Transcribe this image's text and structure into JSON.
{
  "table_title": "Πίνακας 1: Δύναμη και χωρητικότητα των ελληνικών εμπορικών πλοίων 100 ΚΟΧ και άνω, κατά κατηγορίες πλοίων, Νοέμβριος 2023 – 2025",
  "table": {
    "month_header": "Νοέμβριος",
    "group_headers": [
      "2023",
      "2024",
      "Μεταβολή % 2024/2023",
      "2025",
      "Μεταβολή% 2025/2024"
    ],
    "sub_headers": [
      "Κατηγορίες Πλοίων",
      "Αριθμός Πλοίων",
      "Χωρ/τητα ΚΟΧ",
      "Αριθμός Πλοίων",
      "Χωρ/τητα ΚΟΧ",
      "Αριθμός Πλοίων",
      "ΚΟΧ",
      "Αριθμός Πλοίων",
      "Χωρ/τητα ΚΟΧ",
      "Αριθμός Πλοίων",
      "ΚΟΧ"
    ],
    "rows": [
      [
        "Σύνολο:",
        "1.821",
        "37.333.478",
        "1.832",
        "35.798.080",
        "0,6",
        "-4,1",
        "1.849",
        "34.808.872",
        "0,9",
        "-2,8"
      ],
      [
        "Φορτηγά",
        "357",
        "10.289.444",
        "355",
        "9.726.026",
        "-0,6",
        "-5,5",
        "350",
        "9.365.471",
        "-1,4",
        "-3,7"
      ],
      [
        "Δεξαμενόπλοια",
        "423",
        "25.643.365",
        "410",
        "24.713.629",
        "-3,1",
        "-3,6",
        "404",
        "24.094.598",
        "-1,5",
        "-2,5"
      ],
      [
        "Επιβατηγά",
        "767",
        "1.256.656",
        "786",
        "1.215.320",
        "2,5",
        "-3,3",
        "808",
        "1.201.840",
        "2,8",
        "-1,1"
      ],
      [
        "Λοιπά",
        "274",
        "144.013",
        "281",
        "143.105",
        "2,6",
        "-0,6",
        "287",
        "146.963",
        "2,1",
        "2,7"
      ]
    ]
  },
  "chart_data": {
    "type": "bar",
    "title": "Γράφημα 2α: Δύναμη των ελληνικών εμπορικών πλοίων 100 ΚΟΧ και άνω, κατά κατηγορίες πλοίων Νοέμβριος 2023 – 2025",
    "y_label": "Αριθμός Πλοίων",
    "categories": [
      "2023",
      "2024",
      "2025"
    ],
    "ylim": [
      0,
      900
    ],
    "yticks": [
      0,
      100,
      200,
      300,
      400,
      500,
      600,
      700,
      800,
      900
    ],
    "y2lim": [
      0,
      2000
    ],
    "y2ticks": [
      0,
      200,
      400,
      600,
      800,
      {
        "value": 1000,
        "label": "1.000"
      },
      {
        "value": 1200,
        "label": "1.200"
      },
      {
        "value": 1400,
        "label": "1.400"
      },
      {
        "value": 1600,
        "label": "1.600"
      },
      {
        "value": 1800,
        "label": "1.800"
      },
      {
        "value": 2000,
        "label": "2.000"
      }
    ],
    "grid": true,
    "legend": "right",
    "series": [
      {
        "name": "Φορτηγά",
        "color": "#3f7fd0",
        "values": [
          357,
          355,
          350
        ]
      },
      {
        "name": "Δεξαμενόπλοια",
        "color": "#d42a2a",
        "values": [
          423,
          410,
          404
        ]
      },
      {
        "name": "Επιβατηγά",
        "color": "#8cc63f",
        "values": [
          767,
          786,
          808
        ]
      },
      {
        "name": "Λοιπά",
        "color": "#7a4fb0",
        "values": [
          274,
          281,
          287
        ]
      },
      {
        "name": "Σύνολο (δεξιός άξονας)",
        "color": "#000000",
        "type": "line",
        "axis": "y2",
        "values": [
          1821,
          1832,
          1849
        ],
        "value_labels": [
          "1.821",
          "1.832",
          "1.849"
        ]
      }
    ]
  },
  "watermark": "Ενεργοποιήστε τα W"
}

****************************************

__Your goal__: Return all of the entries exactly as written.

__Task answer__:
Transcribe this image's text and structure into JSON.
{
  "table_title": "Πίνακας 1: Δύναμη και χωρητικότητα των ελληνικών εμπορικών πλοίων 100 ΚΟΧ και άνω, κατά κατηγορίες πλοίων, Νοέμβριος 2023 – 2025",
  "table": {
    "month_header": "Νοέμβριος",
    "group_headers": [
      "2023",
      "2024",
      "Μεταβολή % 2024/2023",
      "2025",
      "Μεταβολή% 2025/2024"
    ],
    "sub_headers": [
      "Κατηγορίες Πλοίων",
      "Αριθμός Πλοίων",
      "Χωρ/τητα ΚΟΧ",
      "Αριθμός Πλοίων",
      "Χωρ/τητα ΚΟΧ",
      "Αριθμός Πλοίων",
      "ΚΟΧ",
      "Αριθμός Πλοίων",
      "Χωρ/τητα ΚΟΧ",
      "Αριθμός Πλοίων",
      "ΚΟΧ"
    ],
    "rows": [
      [
        "Σύνολο:",
        "1.821",
        "37.333.478",
        "1.832",
        "35.798.080",
        "0,6",
        "-4,1",
        "1.849",
        "34.808.872",
        "0,9",
        "-2,8"
      ],
      [
        "Φορτηγά",
        "357",
        "10.289.444",
        "355",
        "9.726.026",
        "-0,6",
        "-5,5",
        "350",
        "9.365.471",
        "-1,4",
        "-3,7"
      ],
      [
        "Δεξαμενόπλοια",
        "423",
        "25.643.365",
        "410",
        "24.713.629",
        "-3,1",
        "-3,6",
        "404",
        "24.094.598",
        "-1,5",
        "-2,5"
      ],
      [
        "Επιβατηγά",
        "767",
        "1.256.656",
        "786",
        "1.215.320",
        "2,5",
        "-3,3",
        "808",
        "1.201.840",
        "2,8",
        "-1,1"
      ],
      [
        "Λοιπά",
        "274",
        "144.013",
        "281",
        "143.105",
        "2,6",
        "-0,6",
        "287",
        "146.963",
        "2,1",
        "2,7"
      ]
    ]
  },
  "chart_data": {
    "type": "bar",
    "title": "Γράφημα 2α: Δύναμη των ελληνικών εμπορικών πλοίων 100 ΚΟΧ και άνω, κατά κατηγορίες πλοίων Νοέμβριος 2023 – 2025",
    "y_label": "Αριθμός Πλοίων",
    "categories": [
      "2023",
      "2024",
      "2025"
    ],
    "ylim": [
      0,
      900
    ],
    "yticks": [
      0,
      100,
      200,
      300,
      400,
      500,
      600,
      700,
      800,
      900
    ],
    "y2lim": [
      0,
      2000
    ],
    "y2ticks": [
      0,
      200,
      400,
      600,
      800,
      {
        "value": 1000,
        "label": "1.000"
      },
      {
        "value": 1200,
        "label": "1.200"
      },
      {
        "value": 1400,
        "label": "1.400"
      },
      {
        "value": 1600,
        "label": "1.600"
      },
      {
        "value": 1800,
        "label": "1.800"
      },
      {
        "value": 2000,
        "label": "2.000"
      }
    ],
    "grid": true,
    "legend": "right",
    "series": [
      {
        "name": "Φορτηγά",
        "color": "#3f7fd0",
        "values": [
          357,
          355,
          350
        ]
      },
      {
        "name": "Δεξαμενόπλοια",
        "color": "#d42a2a",
        "values": [
          423,
          410,
          404
        ]
      },
      {
        "name": "Επιβατηγά",
        "color": "#8cc63f",
        "values": [
          767,
          786,
          808
        ]
      },
      {
        "name": "Λοιπά",
        "color": "#7a4fb0",
        "values": [
          274,
          281,
          287
        ]
      },
      {
        "name": "Σύνολο (δεξιός άξονας)",
        "color": "#000000",
        "type": "line",
        "axis": "y2",
        "values": [
          1821,
          1832,
          1849
        ],
        "value_labels": [
          "1.821",
          "1.832",
          "1.849"
        ]
      }
    ]
  },
  "watermark": "Ενεργοποιήστε τα W"
}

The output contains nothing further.